→ **Given data**
○ ○ ○ ○ ○ ○ ○

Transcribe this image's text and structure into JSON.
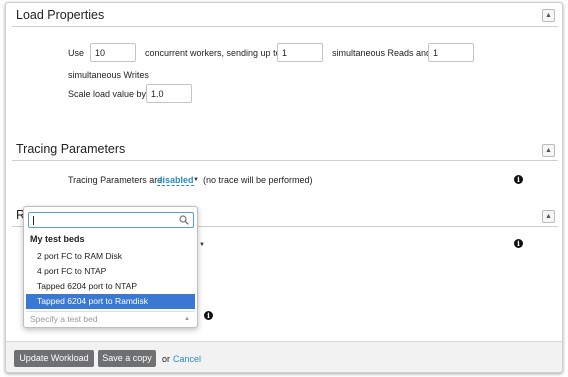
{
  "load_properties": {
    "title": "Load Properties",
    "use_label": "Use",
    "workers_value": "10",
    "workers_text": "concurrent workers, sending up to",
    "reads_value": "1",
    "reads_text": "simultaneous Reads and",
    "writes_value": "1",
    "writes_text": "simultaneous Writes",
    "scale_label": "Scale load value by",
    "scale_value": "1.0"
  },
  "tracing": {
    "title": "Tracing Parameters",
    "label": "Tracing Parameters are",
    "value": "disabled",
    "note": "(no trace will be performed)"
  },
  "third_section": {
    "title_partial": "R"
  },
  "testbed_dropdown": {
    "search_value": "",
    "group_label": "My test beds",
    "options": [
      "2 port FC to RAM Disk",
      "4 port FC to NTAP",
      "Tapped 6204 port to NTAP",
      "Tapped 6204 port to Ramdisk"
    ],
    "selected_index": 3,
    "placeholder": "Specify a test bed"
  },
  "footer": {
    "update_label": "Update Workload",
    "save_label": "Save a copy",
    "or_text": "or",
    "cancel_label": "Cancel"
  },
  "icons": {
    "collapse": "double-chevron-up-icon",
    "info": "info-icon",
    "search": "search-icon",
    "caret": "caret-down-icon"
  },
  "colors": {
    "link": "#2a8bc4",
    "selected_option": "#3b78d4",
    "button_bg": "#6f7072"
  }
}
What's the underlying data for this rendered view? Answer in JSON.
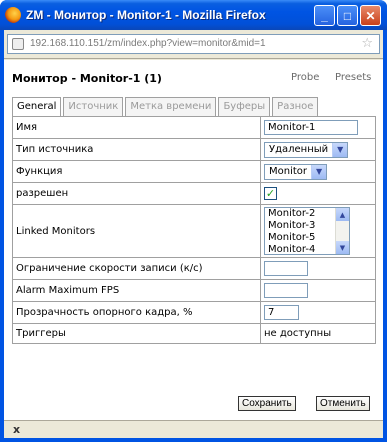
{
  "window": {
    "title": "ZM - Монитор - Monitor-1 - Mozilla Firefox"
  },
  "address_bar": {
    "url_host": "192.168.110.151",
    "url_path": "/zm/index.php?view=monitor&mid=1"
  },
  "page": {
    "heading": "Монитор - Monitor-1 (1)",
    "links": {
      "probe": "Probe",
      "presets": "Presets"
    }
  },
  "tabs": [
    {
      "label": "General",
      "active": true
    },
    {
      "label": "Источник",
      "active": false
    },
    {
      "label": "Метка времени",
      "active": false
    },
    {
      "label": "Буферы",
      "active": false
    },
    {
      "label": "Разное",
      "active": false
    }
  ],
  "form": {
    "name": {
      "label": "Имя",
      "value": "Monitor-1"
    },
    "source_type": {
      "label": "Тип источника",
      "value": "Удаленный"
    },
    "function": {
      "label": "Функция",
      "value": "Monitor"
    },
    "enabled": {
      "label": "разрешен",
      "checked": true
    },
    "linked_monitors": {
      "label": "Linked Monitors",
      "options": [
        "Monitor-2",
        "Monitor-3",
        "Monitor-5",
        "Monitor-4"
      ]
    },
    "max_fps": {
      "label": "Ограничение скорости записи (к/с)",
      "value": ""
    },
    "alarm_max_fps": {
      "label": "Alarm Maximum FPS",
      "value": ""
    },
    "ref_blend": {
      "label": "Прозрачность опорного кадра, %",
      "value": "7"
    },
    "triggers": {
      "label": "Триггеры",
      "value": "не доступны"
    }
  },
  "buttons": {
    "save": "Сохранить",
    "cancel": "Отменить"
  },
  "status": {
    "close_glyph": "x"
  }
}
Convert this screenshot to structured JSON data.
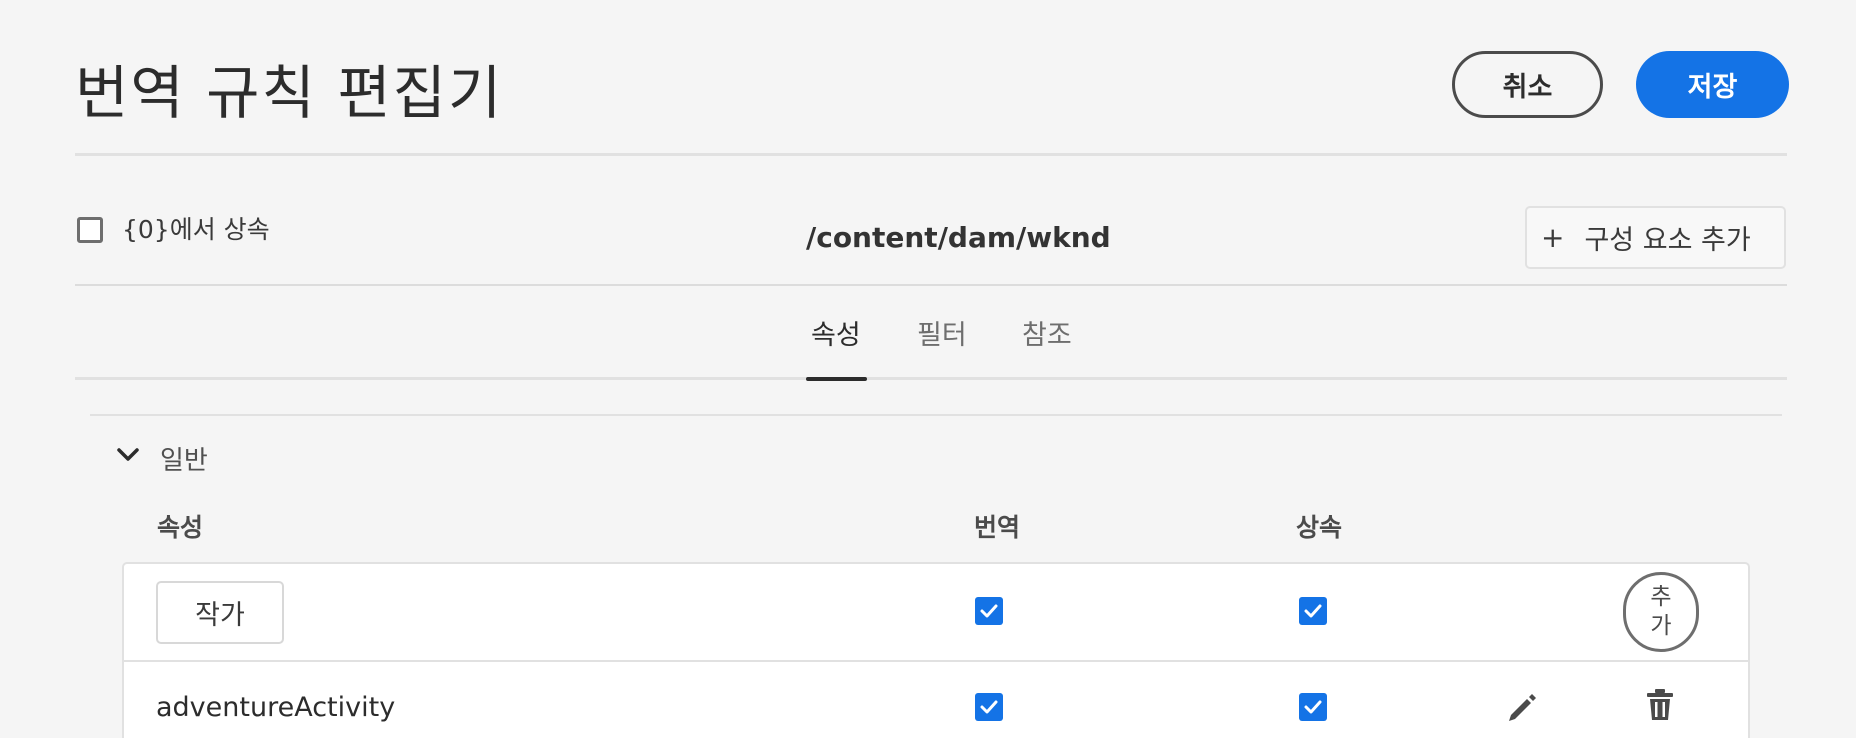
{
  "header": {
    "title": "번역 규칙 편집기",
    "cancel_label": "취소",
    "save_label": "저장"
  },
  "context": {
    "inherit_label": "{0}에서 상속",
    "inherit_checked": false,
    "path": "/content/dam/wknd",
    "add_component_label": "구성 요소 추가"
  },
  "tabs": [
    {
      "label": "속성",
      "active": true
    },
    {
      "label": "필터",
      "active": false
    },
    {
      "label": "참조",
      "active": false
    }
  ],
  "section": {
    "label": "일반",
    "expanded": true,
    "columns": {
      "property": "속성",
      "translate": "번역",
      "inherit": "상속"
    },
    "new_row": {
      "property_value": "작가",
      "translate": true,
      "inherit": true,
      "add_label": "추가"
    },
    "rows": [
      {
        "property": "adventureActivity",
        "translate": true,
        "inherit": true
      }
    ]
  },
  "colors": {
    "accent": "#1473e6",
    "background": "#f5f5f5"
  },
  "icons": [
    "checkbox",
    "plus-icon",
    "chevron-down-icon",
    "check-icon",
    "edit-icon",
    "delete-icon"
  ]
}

○ ○ ○ ○ ○ ○ ○

→ **Instruction**
Pull every line containing the word "Tapped" out of the material and copy it.

→ **Task response**
      "Tapped 6204 port to NTAP",
      "Tapped 6204 port to Ramdisk"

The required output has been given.